(Collected data)
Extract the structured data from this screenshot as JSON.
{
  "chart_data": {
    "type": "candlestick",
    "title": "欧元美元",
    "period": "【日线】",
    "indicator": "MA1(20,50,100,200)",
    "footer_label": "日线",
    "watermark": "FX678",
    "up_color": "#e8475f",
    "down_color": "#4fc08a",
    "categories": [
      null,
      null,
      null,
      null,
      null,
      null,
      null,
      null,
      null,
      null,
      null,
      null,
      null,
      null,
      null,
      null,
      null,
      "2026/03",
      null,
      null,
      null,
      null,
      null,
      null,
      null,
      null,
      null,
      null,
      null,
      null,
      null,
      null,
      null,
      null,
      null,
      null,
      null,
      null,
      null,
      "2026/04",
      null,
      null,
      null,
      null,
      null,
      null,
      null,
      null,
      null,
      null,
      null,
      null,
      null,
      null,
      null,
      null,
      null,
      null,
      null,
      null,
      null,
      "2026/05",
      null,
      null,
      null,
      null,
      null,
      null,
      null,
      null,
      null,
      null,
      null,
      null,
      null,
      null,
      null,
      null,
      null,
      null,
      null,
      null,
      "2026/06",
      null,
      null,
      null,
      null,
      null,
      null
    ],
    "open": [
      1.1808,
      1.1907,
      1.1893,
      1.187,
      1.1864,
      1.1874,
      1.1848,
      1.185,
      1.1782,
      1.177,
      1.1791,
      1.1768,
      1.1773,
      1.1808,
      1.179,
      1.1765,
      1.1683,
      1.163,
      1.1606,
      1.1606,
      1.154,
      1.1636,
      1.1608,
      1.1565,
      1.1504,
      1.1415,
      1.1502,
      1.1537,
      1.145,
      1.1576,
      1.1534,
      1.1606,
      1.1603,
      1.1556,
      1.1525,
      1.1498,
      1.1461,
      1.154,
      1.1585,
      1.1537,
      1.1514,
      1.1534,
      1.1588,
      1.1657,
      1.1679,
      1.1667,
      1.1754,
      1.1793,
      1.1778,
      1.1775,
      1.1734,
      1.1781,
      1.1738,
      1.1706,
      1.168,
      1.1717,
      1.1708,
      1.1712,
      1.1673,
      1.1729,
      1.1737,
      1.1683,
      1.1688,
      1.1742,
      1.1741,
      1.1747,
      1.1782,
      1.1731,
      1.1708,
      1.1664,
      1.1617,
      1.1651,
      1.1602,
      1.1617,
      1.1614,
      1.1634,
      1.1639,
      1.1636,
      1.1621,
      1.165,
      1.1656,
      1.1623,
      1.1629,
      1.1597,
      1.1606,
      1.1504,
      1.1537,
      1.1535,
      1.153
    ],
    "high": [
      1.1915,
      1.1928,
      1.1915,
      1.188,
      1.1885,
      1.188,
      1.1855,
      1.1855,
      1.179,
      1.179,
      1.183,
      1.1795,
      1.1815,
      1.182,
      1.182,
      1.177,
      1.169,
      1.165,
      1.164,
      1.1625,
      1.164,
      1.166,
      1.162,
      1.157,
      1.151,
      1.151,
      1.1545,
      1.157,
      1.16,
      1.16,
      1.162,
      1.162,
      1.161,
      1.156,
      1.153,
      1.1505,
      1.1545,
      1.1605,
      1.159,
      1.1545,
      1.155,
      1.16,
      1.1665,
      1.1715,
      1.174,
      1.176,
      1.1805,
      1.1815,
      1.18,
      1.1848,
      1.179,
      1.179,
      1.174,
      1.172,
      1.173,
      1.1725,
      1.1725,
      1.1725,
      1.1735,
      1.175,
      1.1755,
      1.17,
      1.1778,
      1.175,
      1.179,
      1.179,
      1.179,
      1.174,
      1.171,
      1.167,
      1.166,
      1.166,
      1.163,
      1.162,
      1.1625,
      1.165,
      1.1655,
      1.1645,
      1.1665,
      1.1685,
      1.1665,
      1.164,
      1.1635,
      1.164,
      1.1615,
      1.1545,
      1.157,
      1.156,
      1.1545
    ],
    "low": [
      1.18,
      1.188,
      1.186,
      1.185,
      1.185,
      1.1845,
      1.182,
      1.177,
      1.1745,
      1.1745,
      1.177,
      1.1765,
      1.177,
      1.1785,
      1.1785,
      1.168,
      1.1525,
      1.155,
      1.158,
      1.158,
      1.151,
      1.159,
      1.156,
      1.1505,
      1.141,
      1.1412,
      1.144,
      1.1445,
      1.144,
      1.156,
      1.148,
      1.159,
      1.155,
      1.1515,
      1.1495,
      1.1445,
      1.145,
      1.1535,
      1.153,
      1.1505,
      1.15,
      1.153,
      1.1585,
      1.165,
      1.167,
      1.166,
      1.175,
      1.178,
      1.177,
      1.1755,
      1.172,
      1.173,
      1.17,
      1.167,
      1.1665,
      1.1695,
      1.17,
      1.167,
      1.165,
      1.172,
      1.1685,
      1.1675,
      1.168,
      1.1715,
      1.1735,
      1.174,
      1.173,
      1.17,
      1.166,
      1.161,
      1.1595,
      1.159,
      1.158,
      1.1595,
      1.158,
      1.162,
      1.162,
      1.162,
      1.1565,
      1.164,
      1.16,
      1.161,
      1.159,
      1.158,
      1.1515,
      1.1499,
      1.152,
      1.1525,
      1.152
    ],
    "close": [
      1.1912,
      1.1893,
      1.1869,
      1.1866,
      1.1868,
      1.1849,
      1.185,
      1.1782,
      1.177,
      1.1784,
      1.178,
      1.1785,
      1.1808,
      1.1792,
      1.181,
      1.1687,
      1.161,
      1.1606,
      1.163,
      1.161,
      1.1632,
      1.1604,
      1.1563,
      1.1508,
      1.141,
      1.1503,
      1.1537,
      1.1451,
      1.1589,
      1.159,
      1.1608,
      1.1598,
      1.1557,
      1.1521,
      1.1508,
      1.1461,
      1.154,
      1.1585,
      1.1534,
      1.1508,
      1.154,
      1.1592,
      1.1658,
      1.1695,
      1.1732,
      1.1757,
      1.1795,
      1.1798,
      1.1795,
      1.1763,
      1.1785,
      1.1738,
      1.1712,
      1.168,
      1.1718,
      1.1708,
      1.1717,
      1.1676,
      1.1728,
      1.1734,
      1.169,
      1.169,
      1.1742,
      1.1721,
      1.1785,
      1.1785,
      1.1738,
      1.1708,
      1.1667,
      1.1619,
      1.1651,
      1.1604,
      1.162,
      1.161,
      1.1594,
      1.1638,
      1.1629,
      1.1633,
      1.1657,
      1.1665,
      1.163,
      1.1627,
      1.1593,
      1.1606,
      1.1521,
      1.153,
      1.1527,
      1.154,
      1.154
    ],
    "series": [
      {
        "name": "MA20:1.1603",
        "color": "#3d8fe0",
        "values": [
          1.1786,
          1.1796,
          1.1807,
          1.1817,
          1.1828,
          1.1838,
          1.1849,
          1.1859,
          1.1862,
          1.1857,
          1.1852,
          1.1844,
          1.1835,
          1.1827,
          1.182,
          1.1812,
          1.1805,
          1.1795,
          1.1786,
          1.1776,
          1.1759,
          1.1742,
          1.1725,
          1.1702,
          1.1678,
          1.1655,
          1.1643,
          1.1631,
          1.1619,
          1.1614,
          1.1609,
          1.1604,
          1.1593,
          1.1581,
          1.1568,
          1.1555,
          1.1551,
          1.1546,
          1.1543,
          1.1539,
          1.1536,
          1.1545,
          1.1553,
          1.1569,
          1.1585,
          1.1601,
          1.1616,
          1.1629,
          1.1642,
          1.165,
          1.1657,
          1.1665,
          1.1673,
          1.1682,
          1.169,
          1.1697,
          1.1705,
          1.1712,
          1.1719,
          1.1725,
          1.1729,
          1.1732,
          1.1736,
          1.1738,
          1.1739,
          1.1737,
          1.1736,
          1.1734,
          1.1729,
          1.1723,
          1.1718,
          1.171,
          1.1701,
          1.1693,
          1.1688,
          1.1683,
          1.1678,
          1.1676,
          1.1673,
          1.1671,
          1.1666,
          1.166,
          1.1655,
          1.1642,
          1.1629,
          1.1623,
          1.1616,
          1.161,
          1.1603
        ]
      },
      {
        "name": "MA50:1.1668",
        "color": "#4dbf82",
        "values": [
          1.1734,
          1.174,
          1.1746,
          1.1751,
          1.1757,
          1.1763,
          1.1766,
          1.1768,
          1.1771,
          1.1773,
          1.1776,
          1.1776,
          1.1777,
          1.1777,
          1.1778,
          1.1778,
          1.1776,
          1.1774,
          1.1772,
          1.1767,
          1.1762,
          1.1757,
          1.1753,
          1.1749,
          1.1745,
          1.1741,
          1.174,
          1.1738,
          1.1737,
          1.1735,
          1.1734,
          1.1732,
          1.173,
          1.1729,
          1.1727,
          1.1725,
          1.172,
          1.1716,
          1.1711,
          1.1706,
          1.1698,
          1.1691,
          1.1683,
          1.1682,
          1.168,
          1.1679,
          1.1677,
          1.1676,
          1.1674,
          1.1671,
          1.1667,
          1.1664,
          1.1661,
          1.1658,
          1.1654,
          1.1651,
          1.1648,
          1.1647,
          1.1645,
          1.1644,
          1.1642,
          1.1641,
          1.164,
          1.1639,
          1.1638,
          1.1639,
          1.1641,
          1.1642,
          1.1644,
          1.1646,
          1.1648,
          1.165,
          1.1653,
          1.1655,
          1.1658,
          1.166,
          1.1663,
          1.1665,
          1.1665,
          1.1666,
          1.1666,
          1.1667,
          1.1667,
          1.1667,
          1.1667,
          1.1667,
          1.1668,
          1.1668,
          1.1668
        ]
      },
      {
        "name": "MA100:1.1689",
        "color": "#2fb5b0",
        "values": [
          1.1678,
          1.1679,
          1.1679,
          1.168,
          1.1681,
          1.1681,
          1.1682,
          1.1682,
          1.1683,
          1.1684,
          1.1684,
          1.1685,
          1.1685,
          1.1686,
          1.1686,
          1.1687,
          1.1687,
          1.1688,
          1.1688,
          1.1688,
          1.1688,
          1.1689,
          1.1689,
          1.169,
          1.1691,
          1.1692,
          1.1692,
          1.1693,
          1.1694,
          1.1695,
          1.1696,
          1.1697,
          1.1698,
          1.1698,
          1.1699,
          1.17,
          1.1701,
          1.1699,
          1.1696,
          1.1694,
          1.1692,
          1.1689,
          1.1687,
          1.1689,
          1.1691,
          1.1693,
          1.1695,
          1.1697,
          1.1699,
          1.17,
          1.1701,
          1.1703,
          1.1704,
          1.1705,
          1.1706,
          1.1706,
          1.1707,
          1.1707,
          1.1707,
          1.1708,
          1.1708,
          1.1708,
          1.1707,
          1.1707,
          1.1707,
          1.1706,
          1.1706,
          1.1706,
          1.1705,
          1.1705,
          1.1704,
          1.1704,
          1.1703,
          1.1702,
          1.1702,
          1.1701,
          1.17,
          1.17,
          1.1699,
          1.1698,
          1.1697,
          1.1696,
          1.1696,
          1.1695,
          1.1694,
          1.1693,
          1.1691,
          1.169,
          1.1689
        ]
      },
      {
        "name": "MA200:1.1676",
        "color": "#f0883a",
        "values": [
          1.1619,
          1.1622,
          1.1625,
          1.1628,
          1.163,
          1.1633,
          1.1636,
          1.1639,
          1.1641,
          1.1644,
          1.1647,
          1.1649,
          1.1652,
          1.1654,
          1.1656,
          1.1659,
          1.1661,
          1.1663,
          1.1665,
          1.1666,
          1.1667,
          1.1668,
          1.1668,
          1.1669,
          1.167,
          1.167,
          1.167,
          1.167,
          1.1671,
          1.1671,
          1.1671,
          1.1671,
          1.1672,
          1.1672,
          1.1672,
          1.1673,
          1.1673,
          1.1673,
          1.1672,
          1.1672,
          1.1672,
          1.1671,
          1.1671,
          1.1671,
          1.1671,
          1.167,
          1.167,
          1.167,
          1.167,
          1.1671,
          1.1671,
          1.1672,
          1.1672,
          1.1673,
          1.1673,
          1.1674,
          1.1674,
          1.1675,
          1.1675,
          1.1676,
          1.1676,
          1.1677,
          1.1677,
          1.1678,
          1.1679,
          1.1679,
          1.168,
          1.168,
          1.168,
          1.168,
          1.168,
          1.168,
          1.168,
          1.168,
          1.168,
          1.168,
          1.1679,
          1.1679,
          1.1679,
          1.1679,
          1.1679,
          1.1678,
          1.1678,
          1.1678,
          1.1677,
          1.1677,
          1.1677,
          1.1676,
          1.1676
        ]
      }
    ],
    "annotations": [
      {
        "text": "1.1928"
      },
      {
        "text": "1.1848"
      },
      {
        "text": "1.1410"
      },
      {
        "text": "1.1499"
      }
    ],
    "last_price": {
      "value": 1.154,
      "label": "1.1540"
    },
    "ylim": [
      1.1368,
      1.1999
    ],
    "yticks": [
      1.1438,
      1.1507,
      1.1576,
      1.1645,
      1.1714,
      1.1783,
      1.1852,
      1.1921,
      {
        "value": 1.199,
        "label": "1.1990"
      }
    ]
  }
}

> **Aim**:
Check all the records above and select each line where the string "name" is found.

> **The completed task**:
        "name": "MA20:1.1603",
        "name": "MA50:1.1668",
        "name": "MA100:1.1689",
        "name": "MA200:1.1676",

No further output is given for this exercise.